### Entries
━━━━━━━━━━━━━━━━━━━━━━━━━━━━━━
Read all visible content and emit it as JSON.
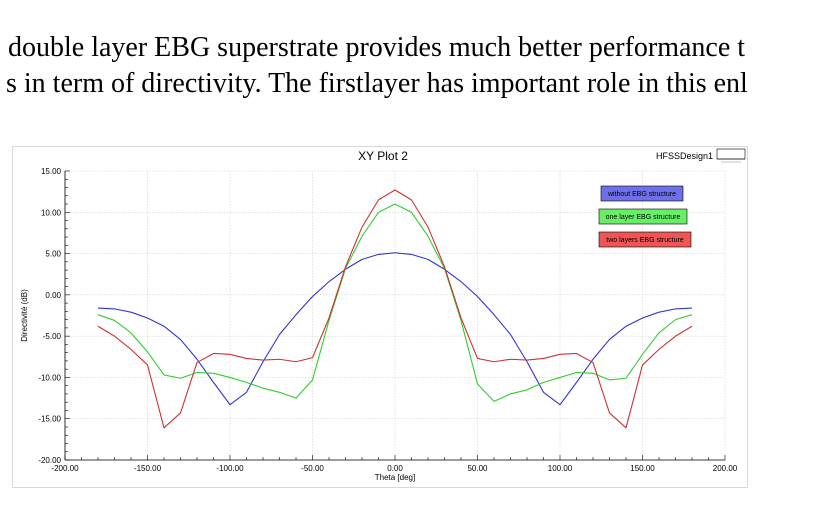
{
  "document": {
    "line1": "double layer EBG superstrate provides much better performance t",
    "line2": "s in term of directivity. The firstlayer has important role in this enl"
  },
  "plot": {
    "title": "XY Plot 2",
    "design_name": "HFSSDesign1"
  },
  "chart_data": {
    "type": "line",
    "title": "XY Plot 2",
    "xlabel": "Theta [deg]",
    "ylabel": "Directivité (dB)",
    "xlim": [
      -200,
      200
    ],
    "ylim": [
      -20,
      15
    ],
    "xticks": [
      -200,
      -150,
      -100,
      -50,
      0,
      50,
      100,
      150,
      200
    ],
    "xtick_labels": [
      "-200.00",
      "-150.00",
      "-100.00",
      "-50.00",
      "0.00",
      "50.00",
      "100.00",
      "150.00",
      "200.00"
    ],
    "yticks": [
      15,
      10,
      5,
      0,
      -5,
      -10,
      -15,
      -20
    ],
    "ytick_labels": [
      "15.00",
      "10.00",
      "5.00",
      "0.00",
      "-5.00",
      "-10.00",
      "-15.00",
      "-20.00"
    ],
    "grid": true,
    "legend_position": "top-right",
    "x": [
      -180,
      -170,
      -160,
      -150,
      -140,
      -130,
      -120,
      -110,
      -100,
      -90,
      -80,
      -70,
      -60,
      -50,
      -40,
      -30,
      -20,
      -10,
      0,
      10,
      20,
      30,
      40,
      50,
      60,
      70,
      80,
      90,
      100,
      110,
      120,
      130,
      140,
      150,
      160,
      170,
      180
    ],
    "series": [
      {
        "name": "without EBG structure",
        "color": "#3333cc",
        "legend_fill": "#6f6fe8",
        "values": [
          -1.6,
          -1.7,
          -2.1,
          -2.8,
          -3.8,
          -5.4,
          -7.8,
          -10.6,
          -13.3,
          -11.8,
          -8.1,
          -4.8,
          -2.4,
          -0.2,
          1.6,
          3.1,
          4.3,
          4.9,
          5.1,
          4.9,
          4.3,
          3.1,
          1.6,
          -0.2,
          -2.4,
          -4.8,
          -8.1,
          -11.8,
          -13.3,
          -10.6,
          -7.8,
          -5.4,
          -3.8,
          -2.8,
          -2.1,
          -1.7,
          -1.6
        ]
      },
      {
        "name": "one layer EBG structure",
        "color": "#33cc33",
        "legend_fill": "#66ee66",
        "values": [
          -2.4,
          -3.1,
          -4.6,
          -6.9,
          -9.7,
          -10.1,
          -9.4,
          -9.5,
          -10.0,
          -10.6,
          -11.3,
          -11.8,
          -12.5,
          -10.3,
          -3.1,
          3.2,
          7.1,
          10.0,
          11.0,
          10.0,
          7.1,
          3.2,
          -3.1,
          -10.8,
          -12.9,
          -12.0,
          -11.5,
          -10.6,
          -10.0,
          -9.4,
          -9.5,
          -10.3,
          -10.1,
          -7.2,
          -4.6,
          -3.0,
          -2.4
        ]
      },
      {
        "name": "two layers EBG structure",
        "color": "#cc3333",
        "legend_fill": "#ee5555",
        "values": [
          -3.8,
          -5.0,
          -6.6,
          -8.5,
          -16.1,
          -14.3,
          -8.2,
          -7.1,
          -7.2,
          -7.7,
          -7.9,
          -7.8,
          -8.1,
          -7.6,
          -2.8,
          3.4,
          8.2,
          11.5,
          12.7,
          11.5,
          8.2,
          3.4,
          -2.8,
          -7.7,
          -8.1,
          -7.8,
          -7.9,
          -7.7,
          -7.2,
          -7.1,
          -8.2,
          -14.3,
          -16.1,
          -8.5,
          -6.6,
          -5.0,
          -3.8
        ]
      }
    ]
  }
}
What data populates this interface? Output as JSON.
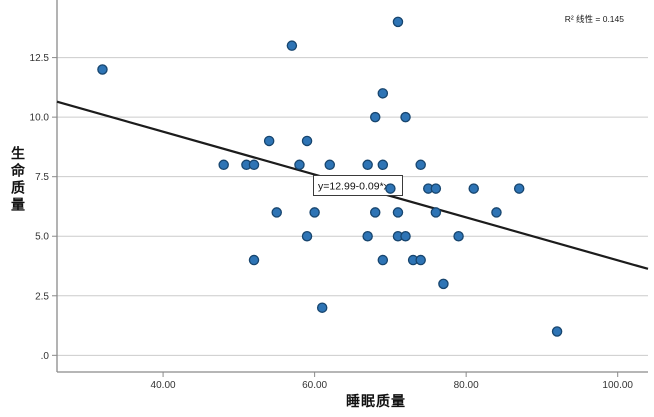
{
  "chart_data": {
    "type": "scatter",
    "title": "",
    "xlabel": "睡眠质量",
    "ylabel": "生命质量",
    "xlim": [
      26,
      104
    ],
    "ylim": [
      -0.7,
      14.75
    ],
    "grid": "horizontal",
    "legend": "none",
    "x_ticks": [
      {
        "value": 40,
        "label": "40.00"
      },
      {
        "value": 60,
        "label": "60.00"
      },
      {
        "value": 80,
        "label": "80.00"
      },
      {
        "value": 100,
        "label": "100.00"
      }
    ],
    "y_ticks": [
      {
        "value": 12.5,
        "label": "12.5"
      },
      {
        "value": 10.0,
        "label": "10.0"
      },
      {
        "value": 7.5,
        "label": "7.5"
      },
      {
        "value": 5.0,
        "label": "5.0"
      },
      {
        "value": 2.5,
        "label": "2.5"
      },
      {
        "value": 0.0,
        "label": ".0"
      }
    ],
    "points": [
      [
        32,
        12
      ],
      [
        57,
        13
      ],
      [
        71,
        14
      ],
      [
        69,
        11
      ],
      [
        68,
        10
      ],
      [
        72,
        10
      ],
      [
        54,
        9
      ],
      [
        59,
        9
      ],
      [
        48,
        8
      ],
      [
        51,
        8
      ],
      [
        52,
        8
      ],
      [
        58,
        8
      ],
      [
        62,
        8
      ],
      [
        67,
        8
      ],
      [
        69,
        8
      ],
      [
        74,
        8
      ],
      [
        70,
        7
      ],
      [
        75,
        7
      ],
      [
        76,
        7
      ],
      [
        81,
        7
      ],
      [
        87,
        7
      ],
      [
        55,
        6
      ],
      [
        60,
        6
      ],
      [
        68,
        6
      ],
      [
        71,
        6
      ],
      [
        76,
        6
      ],
      [
        84,
        6
      ],
      [
        59,
        5
      ],
      [
        67,
        5
      ],
      [
        71,
        5
      ],
      [
        72,
        5
      ],
      [
        79,
        5
      ],
      [
        52,
        4
      ],
      [
        69,
        4
      ],
      [
        73,
        4
      ],
      [
        74,
        4
      ],
      [
        77,
        3
      ],
      [
        61,
        2
      ],
      [
        92,
        1
      ]
    ],
    "regression": {
      "slope": -0.09,
      "intercept": 12.99,
      "label": "y=12.99-0.09*x"
    },
    "r_squared_label": "R² 线性 = 0.145",
    "colors": {
      "point_fill": "#2E74B5",
      "point_stroke": "#17456E",
      "regression_line": "#1c1c1c",
      "grid": "#cccccc",
      "axis": "#8a8a8a",
      "tick_text": "#333333",
      "background": "#ffffff"
    }
  }
}
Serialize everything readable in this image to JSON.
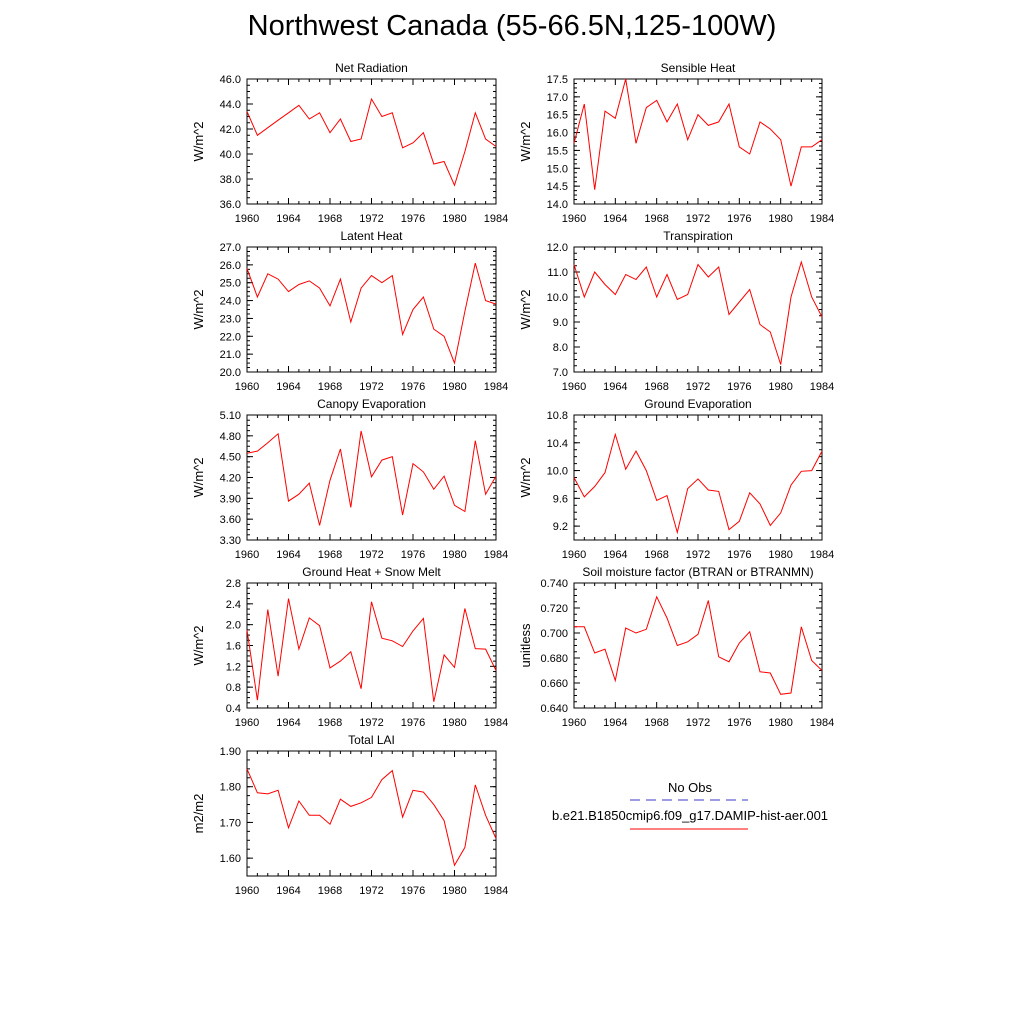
{
  "page_title": "Northwest Canada (55-66.5N,125-100W)",
  "colors": {
    "series": "#ff0000",
    "obs": "#3a3acc",
    "axis": "#000000"
  },
  "legend": {
    "obs_label": "No Obs",
    "model_label": "b.e21.B1850cmip6.f09_g17.DAMIP-hist-aer.001"
  },
  "chart_data": [
    {
      "type": "line",
      "title": "Net Radiation",
      "ylabel": "W/m^2",
      "xlim": [
        1960,
        1984
      ],
      "ylim": [
        36.0,
        46.0
      ],
      "xticks": [
        "1960",
        "1964",
        "1968",
        "1972",
        "1976",
        "1980",
        "1984"
      ],
      "yticks": [
        "36.0",
        "38.0",
        "40.0",
        "42.0",
        "44.0",
        "46.0"
      ],
      "x": [
        1960,
        1961,
        1962,
        1963,
        1964,
        1965,
        1966,
        1967,
        1968,
        1969,
        1970,
        1971,
        1972,
        1973,
        1974,
        1975,
        1976,
        1977,
        1978,
        1979,
        1980,
        1981,
        1982,
        1983,
        1984
      ],
      "values": [
        43.4,
        41.5,
        42.1,
        42.7,
        43.3,
        43.9,
        42.8,
        43.3,
        41.7,
        42.8,
        41.0,
        41.2,
        44.4,
        43.0,
        43.3,
        40.5,
        40.9,
        41.7,
        39.2,
        39.4,
        37.5,
        40.2,
        43.3,
        41.2,
        40.6
      ]
    },
    {
      "type": "line",
      "title": "Sensible Heat",
      "ylabel": "W/m^2",
      "xlim": [
        1960,
        1984
      ],
      "ylim": [
        14.0,
        17.5
      ],
      "xticks": [
        "1960",
        "1964",
        "1968",
        "1972",
        "1976",
        "1980",
        "1984"
      ],
      "yticks": [
        "14.0",
        "14.5",
        "15.0",
        "15.5",
        "16.0",
        "16.5",
        "17.0",
        "17.5"
      ],
      "x": [
        1960,
        1961,
        1962,
        1963,
        1964,
        1965,
        1966,
        1967,
        1968,
        1969,
        1970,
        1971,
        1972,
        1973,
        1974,
        1975,
        1976,
        1977,
        1978,
        1979,
        1980,
        1981,
        1982,
        1983,
        1984
      ],
      "values": [
        15.7,
        16.8,
        14.4,
        16.6,
        16.4,
        17.5,
        15.7,
        16.7,
        16.9,
        16.3,
        16.8,
        15.8,
        16.5,
        16.2,
        16.3,
        16.8,
        15.6,
        15.4,
        16.3,
        16.1,
        15.8,
        14.5,
        15.6,
        15.6,
        15.8
      ]
    },
    {
      "type": "line",
      "title": "Latent Heat",
      "ylabel": "W/m^2",
      "xlim": [
        1960,
        1984
      ],
      "ylim": [
        20.0,
        27.0
      ],
      "xticks": [
        "1960",
        "1964",
        "1968",
        "1972",
        "1976",
        "1980",
        "1984"
      ],
      "yticks": [
        "20.0",
        "21.0",
        "22.0",
        "23.0",
        "24.0",
        "25.0",
        "26.0",
        "27.0"
      ],
      "x": [
        1960,
        1961,
        1962,
        1963,
        1964,
        1965,
        1966,
        1967,
        1968,
        1969,
        1970,
        1971,
        1972,
        1973,
        1974,
        1975,
        1976,
        1977,
        1978,
        1979,
        1980,
        1981,
        1982,
        1983,
        1984
      ],
      "values": [
        25.8,
        24.2,
        25.5,
        25.2,
        24.5,
        24.9,
        25.1,
        24.7,
        23.7,
        25.2,
        22.8,
        24.7,
        25.4,
        25.0,
        25.4,
        22.1,
        23.5,
        24.2,
        22.4,
        22.0,
        20.5,
        23.4,
        26.1,
        24.0,
        23.8
      ]
    },
    {
      "type": "line",
      "title": "Transpiration",
      "ylabel": "W/m^2",
      "xlim": [
        1960,
        1984
      ],
      "ylim": [
        7.0,
        12.0
      ],
      "xticks": [
        "1960",
        "1964",
        "1968",
        "1972",
        "1976",
        "1980",
        "1984"
      ],
      "yticks": [
        "7.0",
        "8.0",
        "9.0",
        "10.0",
        "11.0",
        "12.0"
      ],
      "x": [
        1960,
        1961,
        1962,
        1963,
        1964,
        1965,
        1966,
        1967,
        1968,
        1969,
        1970,
        1971,
        1972,
        1973,
        1974,
        1975,
        1976,
        1977,
        1978,
        1979,
        1980,
        1981,
        1982,
        1983,
        1984
      ],
      "values": [
        11.3,
        10.0,
        11.0,
        10.5,
        10.1,
        10.9,
        10.7,
        11.2,
        10.0,
        10.9,
        9.9,
        10.1,
        11.3,
        10.8,
        11.2,
        9.3,
        9.8,
        10.3,
        8.9,
        8.6,
        7.3,
        10.0,
        11.4,
        10.0,
        9.2
      ]
    },
    {
      "type": "line",
      "title": "Canopy Evaporation",
      "ylabel": "W/m^2",
      "xlim": [
        1960,
        1984
      ],
      "ylim": [
        3.3,
        5.1
      ],
      "xticks": [
        "1960",
        "1964",
        "1968",
        "1972",
        "1976",
        "1980",
        "1984"
      ],
      "yticks": [
        "3.30",
        "3.60",
        "3.90",
        "4.20",
        "4.50",
        "4.80",
        "5.10"
      ],
      "x": [
        1960,
        1961,
        1962,
        1963,
        1964,
        1965,
        1966,
        1967,
        1968,
        1969,
        1970,
        1971,
        1972,
        1973,
        1974,
        1975,
        1976,
        1977,
        1978,
        1979,
        1980,
        1981,
        1982,
        1983,
        1984
      ],
      "values": [
        4.55,
        4.58,
        4.7,
        4.83,
        3.86,
        3.96,
        4.12,
        3.51,
        4.16,
        4.61,
        3.77,
        4.87,
        4.21,
        4.45,
        4.5,
        3.66,
        4.4,
        4.28,
        4.03,
        4.22,
        3.8,
        3.71,
        4.73,
        3.96,
        4.22
      ]
    },
    {
      "type": "line",
      "title": "Ground Evaporation",
      "ylabel": "W/m^2",
      "xlim": [
        1960,
        1984
      ],
      "ylim": [
        9.0,
        10.8
      ],
      "xticks": [
        "1960",
        "1964",
        "1968",
        "1972",
        "1976",
        "1980",
        "1984"
      ],
      "yticks": [
        "9.2",
        "9.6",
        "10.0",
        "10.4",
        "10.8"
      ],
      "x": [
        1960,
        1961,
        1962,
        1963,
        1964,
        1965,
        1966,
        1967,
        1968,
        1969,
        1970,
        1971,
        1972,
        1973,
        1974,
        1975,
        1976,
        1977,
        1978,
        1979,
        1980,
        1981,
        1982,
        1983,
        1984
      ],
      "values": [
        9.9,
        9.62,
        9.77,
        9.97,
        10.52,
        10.02,
        10.28,
        10.0,
        9.57,
        9.64,
        9.11,
        9.74,
        9.88,
        9.72,
        9.7,
        9.15,
        9.27,
        9.68,
        9.52,
        9.21,
        9.39,
        9.79,
        9.99,
        10.0,
        10.28
      ]
    },
    {
      "type": "line",
      "title": "Ground Heat + Snow Melt",
      "ylabel": "W/m^2",
      "xlim": [
        1960,
        1984
      ],
      "ylim": [
        0.4,
        2.8
      ],
      "xticks": [
        "1960",
        "1964",
        "1968",
        "1972",
        "1976",
        "1980",
        "1984"
      ],
      "yticks": [
        "0.4",
        "0.8",
        "1.2",
        "1.6",
        "2.0",
        "2.4",
        "2.8"
      ],
      "x": [
        1960,
        1961,
        1962,
        1963,
        1964,
        1965,
        1966,
        1967,
        1968,
        1969,
        1970,
        1971,
        1972,
        1973,
        1974,
        1975,
        1976,
        1977,
        1978,
        1979,
        1980,
        1981,
        1982,
        1983,
        1984
      ],
      "values": [
        1.9,
        0.55,
        2.29,
        1.01,
        2.5,
        1.53,
        2.13,
        1.98,
        1.17,
        1.3,
        1.48,
        0.77,
        2.44,
        1.74,
        1.69,
        1.58,
        1.88,
        2.12,
        0.52,
        1.42,
        1.18,
        2.31,
        1.54,
        1.53,
        1.12
      ]
    },
    {
      "type": "line",
      "title": "Soil moisture factor (BTRAN or BTRANMN)",
      "ylabel": "unitless",
      "xlim": [
        1960,
        1984
      ],
      "ylim": [
        0.64,
        0.74
      ],
      "xticks": [
        "1960",
        "1964",
        "1968",
        "1972",
        "1976",
        "1980",
        "1984"
      ],
      "yticks": [
        "0.640",
        "0.660",
        "0.680",
        "0.700",
        "0.720",
        "0.740"
      ],
      "x": [
        1960,
        1961,
        1962,
        1963,
        1964,
        1965,
        1966,
        1967,
        1968,
        1969,
        1970,
        1971,
        1972,
        1973,
        1974,
        1975,
        1976,
        1977,
        1978,
        1979,
        1980,
        1981,
        1982,
        1983,
        1984
      ],
      "values": [
        0.705,
        0.705,
        0.684,
        0.687,
        0.662,
        0.704,
        0.7,
        0.703,
        0.729,
        0.712,
        0.69,
        0.693,
        0.699,
        0.726,
        0.681,
        0.677,
        0.692,
        0.701,
        0.669,
        0.668,
        0.651,
        0.652,
        0.705,
        0.678,
        0.67
      ]
    },
    {
      "type": "line",
      "title": "Total LAI",
      "ylabel": "m2/m2",
      "xlim": [
        1960,
        1984
      ],
      "ylim": [
        1.55,
        1.9
      ],
      "xticks": [
        "1960",
        "1964",
        "1968",
        "1972",
        "1976",
        "1980",
        "1984"
      ],
      "yticks": [
        "1.60",
        "1.70",
        "1.80",
        "1.90"
      ],
      "x": [
        1960,
        1961,
        1962,
        1963,
        1964,
        1965,
        1966,
        1967,
        1968,
        1969,
        1970,
        1971,
        1972,
        1973,
        1974,
        1975,
        1976,
        1977,
        1978,
        1979,
        1980,
        1981,
        1982,
        1983,
        1984
      ],
      "values": [
        1.85,
        1.783,
        1.78,
        1.79,
        1.685,
        1.76,
        1.72,
        1.72,
        1.695,
        1.765,
        1.745,
        1.755,
        1.77,
        1.82,
        1.845,
        1.715,
        1.79,
        1.785,
        1.75,
        1.705,
        1.58,
        1.63,
        1.805,
        1.72,
        1.655
      ]
    }
  ]
}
━━━━━━━━━━━━━━━━━━━━━━━━━━━━━━
Using the listing above, pull out all lines that hold the word "JSON".

### Correct result
Read all visible content and emit it as JSON.
What data populates this interface? Output as JSON.
Serialize everything readable in this image to JSON.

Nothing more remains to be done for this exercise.